(Saved data entries)
---*---
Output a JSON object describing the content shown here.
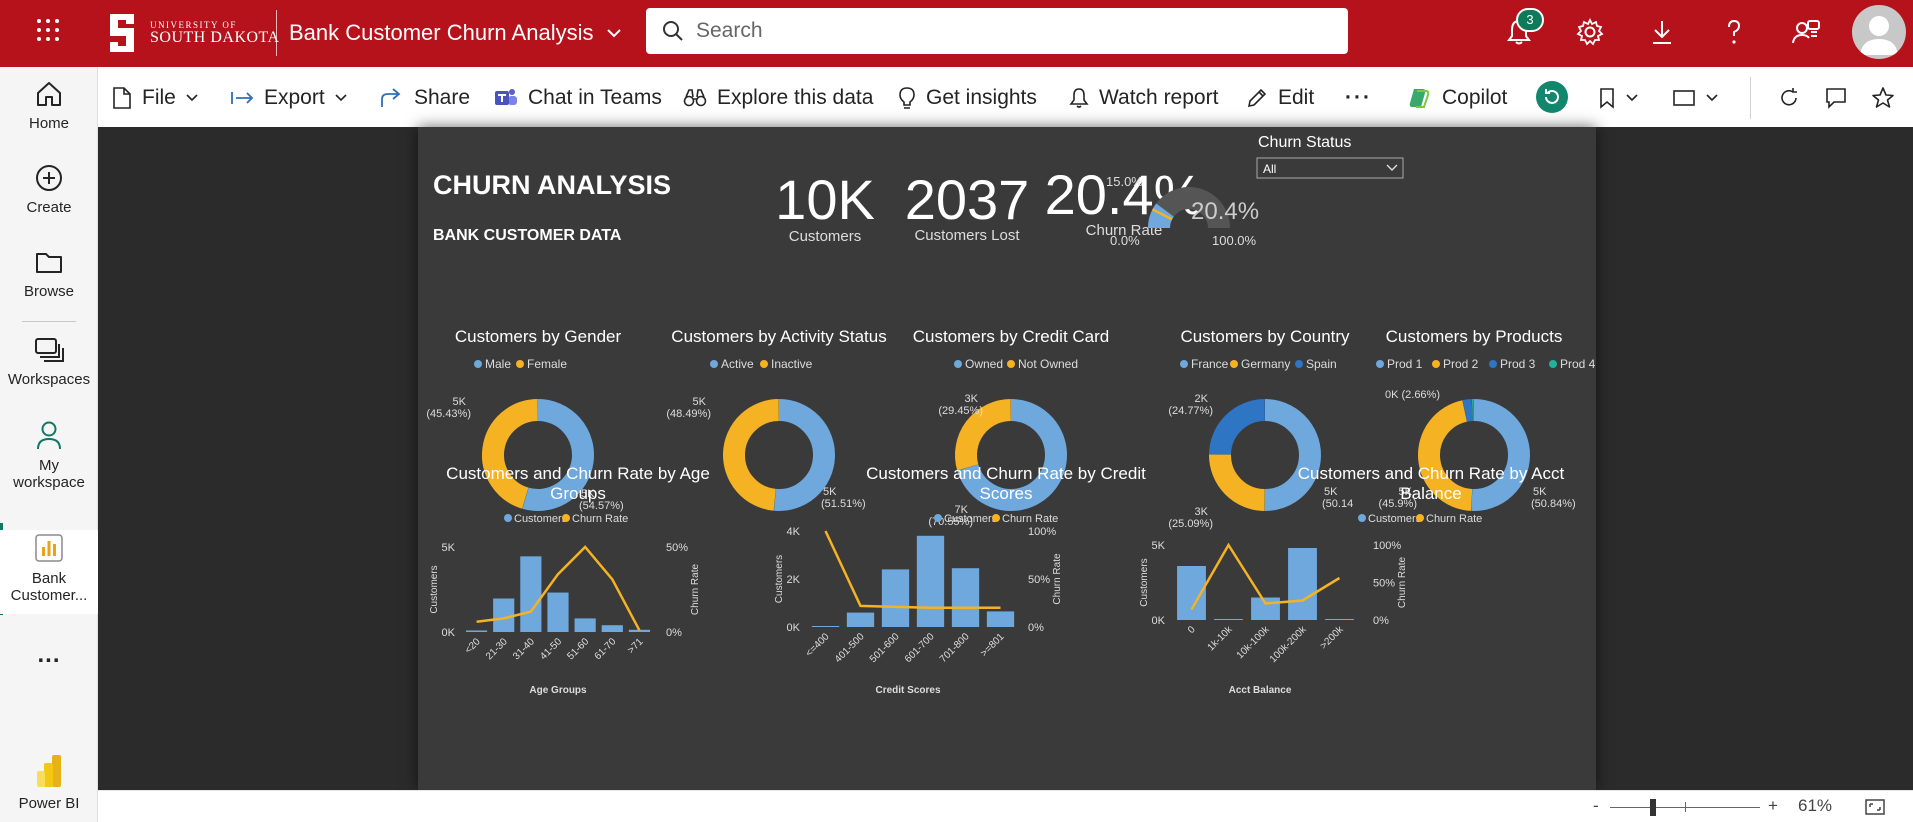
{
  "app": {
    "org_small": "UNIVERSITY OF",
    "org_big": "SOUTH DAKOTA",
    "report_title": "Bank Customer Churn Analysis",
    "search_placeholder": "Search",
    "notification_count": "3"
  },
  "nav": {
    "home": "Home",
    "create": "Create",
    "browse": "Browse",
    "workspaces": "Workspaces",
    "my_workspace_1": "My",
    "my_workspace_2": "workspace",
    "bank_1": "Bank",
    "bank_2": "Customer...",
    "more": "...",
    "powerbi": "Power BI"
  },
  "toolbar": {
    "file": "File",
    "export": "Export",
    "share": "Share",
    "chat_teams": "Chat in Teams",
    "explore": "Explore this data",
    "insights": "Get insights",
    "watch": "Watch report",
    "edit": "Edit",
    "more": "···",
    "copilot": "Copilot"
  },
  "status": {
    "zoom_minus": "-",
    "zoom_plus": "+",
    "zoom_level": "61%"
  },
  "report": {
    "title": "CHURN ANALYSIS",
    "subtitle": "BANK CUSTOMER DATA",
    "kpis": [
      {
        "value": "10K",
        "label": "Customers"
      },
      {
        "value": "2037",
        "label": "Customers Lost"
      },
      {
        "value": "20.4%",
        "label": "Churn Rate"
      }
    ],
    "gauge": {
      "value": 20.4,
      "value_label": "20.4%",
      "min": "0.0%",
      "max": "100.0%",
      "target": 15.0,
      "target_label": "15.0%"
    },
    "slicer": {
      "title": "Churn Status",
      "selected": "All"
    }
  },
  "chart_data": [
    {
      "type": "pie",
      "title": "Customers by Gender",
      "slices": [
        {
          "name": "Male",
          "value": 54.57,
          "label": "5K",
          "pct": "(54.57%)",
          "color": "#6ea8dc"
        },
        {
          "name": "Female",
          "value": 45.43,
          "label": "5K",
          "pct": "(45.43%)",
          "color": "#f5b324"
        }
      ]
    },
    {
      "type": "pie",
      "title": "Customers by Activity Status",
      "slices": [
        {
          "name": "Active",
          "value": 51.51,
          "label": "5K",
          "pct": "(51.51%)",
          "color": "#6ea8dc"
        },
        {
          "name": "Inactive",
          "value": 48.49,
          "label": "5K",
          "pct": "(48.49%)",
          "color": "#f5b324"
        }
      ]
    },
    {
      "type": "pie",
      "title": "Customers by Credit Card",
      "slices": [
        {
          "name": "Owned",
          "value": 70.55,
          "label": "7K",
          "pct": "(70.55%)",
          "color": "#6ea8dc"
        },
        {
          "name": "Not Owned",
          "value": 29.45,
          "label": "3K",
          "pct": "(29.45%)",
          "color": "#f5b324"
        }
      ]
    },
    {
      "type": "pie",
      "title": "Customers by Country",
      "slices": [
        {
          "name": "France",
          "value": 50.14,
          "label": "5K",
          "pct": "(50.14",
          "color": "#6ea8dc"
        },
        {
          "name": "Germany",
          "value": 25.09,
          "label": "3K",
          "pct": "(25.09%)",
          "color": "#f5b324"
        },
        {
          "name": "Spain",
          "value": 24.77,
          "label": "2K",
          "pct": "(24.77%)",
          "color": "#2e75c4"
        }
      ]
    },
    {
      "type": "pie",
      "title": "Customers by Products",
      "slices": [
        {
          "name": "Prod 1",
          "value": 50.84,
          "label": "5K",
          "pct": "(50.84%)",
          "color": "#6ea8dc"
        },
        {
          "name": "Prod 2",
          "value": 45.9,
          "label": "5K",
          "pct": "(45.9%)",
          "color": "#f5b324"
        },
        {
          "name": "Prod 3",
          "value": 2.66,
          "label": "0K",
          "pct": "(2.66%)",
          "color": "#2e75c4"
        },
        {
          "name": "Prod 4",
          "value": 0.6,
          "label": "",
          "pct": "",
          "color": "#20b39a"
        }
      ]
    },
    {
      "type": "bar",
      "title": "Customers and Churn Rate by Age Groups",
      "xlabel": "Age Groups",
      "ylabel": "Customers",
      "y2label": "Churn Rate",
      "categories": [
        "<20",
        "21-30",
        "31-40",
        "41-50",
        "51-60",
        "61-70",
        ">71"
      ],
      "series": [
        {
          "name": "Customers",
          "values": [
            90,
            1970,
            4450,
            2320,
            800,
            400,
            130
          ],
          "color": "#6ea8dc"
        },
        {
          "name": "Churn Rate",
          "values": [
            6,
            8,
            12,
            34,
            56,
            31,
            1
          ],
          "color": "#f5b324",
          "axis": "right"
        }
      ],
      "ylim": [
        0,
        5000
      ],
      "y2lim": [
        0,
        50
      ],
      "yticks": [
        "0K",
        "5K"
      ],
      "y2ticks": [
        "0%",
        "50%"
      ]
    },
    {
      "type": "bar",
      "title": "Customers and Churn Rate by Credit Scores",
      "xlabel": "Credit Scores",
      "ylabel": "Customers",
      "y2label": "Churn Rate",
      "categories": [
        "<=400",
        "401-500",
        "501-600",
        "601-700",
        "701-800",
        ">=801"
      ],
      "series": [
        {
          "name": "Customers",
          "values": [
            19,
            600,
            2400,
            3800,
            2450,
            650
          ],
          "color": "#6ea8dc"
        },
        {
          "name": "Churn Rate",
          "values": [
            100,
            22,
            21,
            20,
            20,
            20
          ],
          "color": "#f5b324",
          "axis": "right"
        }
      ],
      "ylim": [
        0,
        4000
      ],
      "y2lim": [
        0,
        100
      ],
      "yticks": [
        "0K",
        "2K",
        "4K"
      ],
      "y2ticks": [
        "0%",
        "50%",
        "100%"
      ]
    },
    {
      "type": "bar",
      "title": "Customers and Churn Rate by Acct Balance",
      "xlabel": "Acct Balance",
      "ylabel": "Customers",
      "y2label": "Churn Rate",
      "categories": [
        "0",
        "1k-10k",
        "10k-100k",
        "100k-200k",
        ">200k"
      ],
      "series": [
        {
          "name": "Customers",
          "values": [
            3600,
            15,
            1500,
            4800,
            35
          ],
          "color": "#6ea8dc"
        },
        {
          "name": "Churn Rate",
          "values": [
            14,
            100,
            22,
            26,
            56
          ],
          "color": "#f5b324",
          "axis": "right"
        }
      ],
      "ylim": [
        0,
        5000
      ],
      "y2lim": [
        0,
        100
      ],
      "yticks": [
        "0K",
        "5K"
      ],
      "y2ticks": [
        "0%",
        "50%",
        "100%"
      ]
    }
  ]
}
---*---
Exclude all images and restate the records above word for word.

> **EXERCISE OUTPUT**:
Output a JSON object describing the content shown here.
{
  "app": {
    "org_small": "UNIVERSITY OF",
    "org_big": "SOUTH DAKOTA",
    "report_title": "Bank Customer Churn Analysis",
    "search_placeholder": "Search",
    "notification_count": "3"
  },
  "nav": {
    "home": "Home",
    "create": "Create",
    "browse": "Browse",
    "workspaces": "Workspaces",
    "my_workspace_1": "My",
    "my_workspace_2": "workspace",
    "bank_1": "Bank",
    "bank_2": "Customer...",
    "more": "...",
    "powerbi": "Power BI"
  },
  "toolbar": {
    "file": "File",
    "export": "Export",
    "share": "Share",
    "chat_teams": "Chat in Teams",
    "explore": "Explore this data",
    "insights": "Get insights",
    "watch": "Watch report",
    "edit": "Edit",
    "more": "···",
    "copilot": "Copilot"
  },
  "status": {
    "zoom_minus": "-",
    "zoom_plus": "+",
    "zoom_level": "61%"
  },
  "report": {
    "title": "CHURN ANALYSIS",
    "subtitle": "BANK CUSTOMER DATA",
    "kpis": [
      {
        "value": "10K",
        "label": "Customers"
      },
      {
        "value": "2037",
        "label": "Customers Lost"
      },
      {
        "value": "20.4%",
        "label": "Churn Rate"
      }
    ],
    "gauge": {
      "value": 20.4,
      "value_label": "20.4%",
      "min": "0.0%",
      "max": "100.0%",
      "target": 15.0,
      "target_label": "15.0%"
    },
    "slicer": {
      "title": "Churn Status",
      "selected": "All"
    }
  },
  "chart_data": [
    {
      "type": "pie",
      "title": "Customers by Gender",
      "slices": [
        {
          "name": "Male",
          "value": 54.57,
          "label": "5K",
          "pct": "(54.57%)",
          "color": "#6ea8dc"
        },
        {
          "name": "Female",
          "value": 45.43,
          "label": "5K",
          "pct": "(45.43%)",
          "color": "#f5b324"
        }
      ]
    },
    {
      "type": "pie",
      "title": "Customers by Activity Status",
      "slices": [
        {
          "name": "Active",
          "value": 51.51,
          "label": "5K",
          "pct": "(51.51%)",
          "color": "#6ea8dc"
        },
        {
          "name": "Inactive",
          "value": 48.49,
          "label": "5K",
          "pct": "(48.49%)",
          "color": "#f5b324"
        }
      ]
    },
    {
      "type": "pie",
      "title": "Customers by Credit Card",
      "slices": [
        {
          "name": "Owned",
          "value": 70.55,
          "label": "7K",
          "pct": "(70.55%)",
          "color": "#6ea8dc"
        },
        {
          "name": "Not Owned",
          "value": 29.45,
          "label": "3K",
          "pct": "(29.45%)",
          "color": "#f5b324"
        }
      ]
    },
    {
      "type": "pie",
      "title": "Customers by Country",
      "slices": [
        {
          "name": "France",
          "value": 50.14,
          "label": "5K",
          "pct": "(50.14",
          "color": "#6ea8dc"
        },
        {
          "name": "Germany",
          "value": 25.09,
          "label": "3K",
          "pct": "(25.09%)",
          "color": "#f5b324"
        },
        {
          "name": "Spain",
          "value": 24.77,
          "label": "2K",
          "pct": "(24.77%)",
          "color": "#2e75c4"
        }
      ]
    },
    {
      "type": "pie",
      "title": "Customers by Products",
      "slices": [
        {
          "name": "Prod 1",
          "value": 50.84,
          "label": "5K",
          "pct": "(50.84%)",
          "color": "#6ea8dc"
        },
        {
          "name": "Prod 2",
          "value": 45.9,
          "label": "5K",
          "pct": "(45.9%)",
          "color": "#f5b324"
        },
        {
          "name": "Prod 3",
          "value": 2.66,
          "label": "0K",
          "pct": "(2.66%)",
          "color": "#2e75c4"
        },
        {
          "name": "Prod 4",
          "value": 0.6,
          "label": "",
          "pct": "",
          "color": "#20b39a"
        }
      ]
    },
    {
      "type": "bar",
      "title": "Customers and Churn Rate by Age Groups",
      "xlabel": "Age Groups",
      "ylabel": "Customers",
      "y2label": "Churn Rate",
      "categories": [
        "<20",
        "21-30",
        "31-40",
        "41-50",
        "51-60",
        "61-70",
        ">71"
      ],
      "series": [
        {
          "name": "Customers",
          "values": [
            90,
            1970,
            4450,
            2320,
            800,
            400,
            130
          ],
          "color": "#6ea8dc"
        },
        {
          "name": "Churn Rate",
          "values": [
            6,
            8,
            12,
            34,
            56,
            31,
            1
          ],
          "color": "#f5b324",
          "axis": "right"
        }
      ],
      "ylim": [
        0,
        5000
      ],
      "y2lim": [
        0,
        50
      ],
      "yticks": [
        "0K",
        "5K"
      ],
      "y2ticks": [
        "0%",
        "50%"
      ]
    },
    {
      "type": "bar",
      "title": "Customers and Churn Rate by Credit Scores",
      "xlabel": "Credit Scores",
      "ylabel": "Customers",
      "y2label": "Churn Rate",
      "categories": [
        "<=400",
        "401-500",
        "501-600",
        "601-700",
        "701-800",
        ">=801"
      ],
      "series": [
        {
          "name": "Customers",
          "values": [
            19,
            600,
            2400,
            3800,
            2450,
            650
          ],
          "color": "#6ea8dc"
        },
        {
          "name": "Churn Rate",
          "values": [
            100,
            22,
            21,
            20,
            20,
            20
          ],
          "color": "#f5b324",
          "axis": "right"
        }
      ],
      "ylim": [
        0,
        4000
      ],
      "y2lim": [
        0,
        100
      ],
      "yticks": [
        "0K",
        "2K",
        "4K"
      ],
      "y2ticks": [
        "0%",
        "50%",
        "100%"
      ]
    },
    {
      "type": "bar",
      "title": "Customers and Churn Rate by Acct Balance",
      "xlabel": "Acct Balance",
      "ylabel": "Customers",
      "y2label": "Churn Rate",
      "categories": [
        "0",
        "1k-10k",
        "10k-100k",
        "100k-200k",
        ">200k"
      ],
      "series": [
        {
          "name": "Customers",
          "values": [
            3600,
            15,
            1500,
            4800,
            35
          ],
          "color": "#6ea8dc"
        },
        {
          "name": "Churn Rate",
          "values": [
            14,
            100,
            22,
            26,
            56
          ],
          "color": "#f5b324",
          "axis": "right"
        }
      ],
      "ylim": [
        0,
        5000
      ],
      "y2lim": [
        0,
        100
      ],
      "yticks": [
        "0K",
        "5K"
      ],
      "y2ticks": [
        "0%",
        "50%",
        "100%"
      ]
    }
  ]
}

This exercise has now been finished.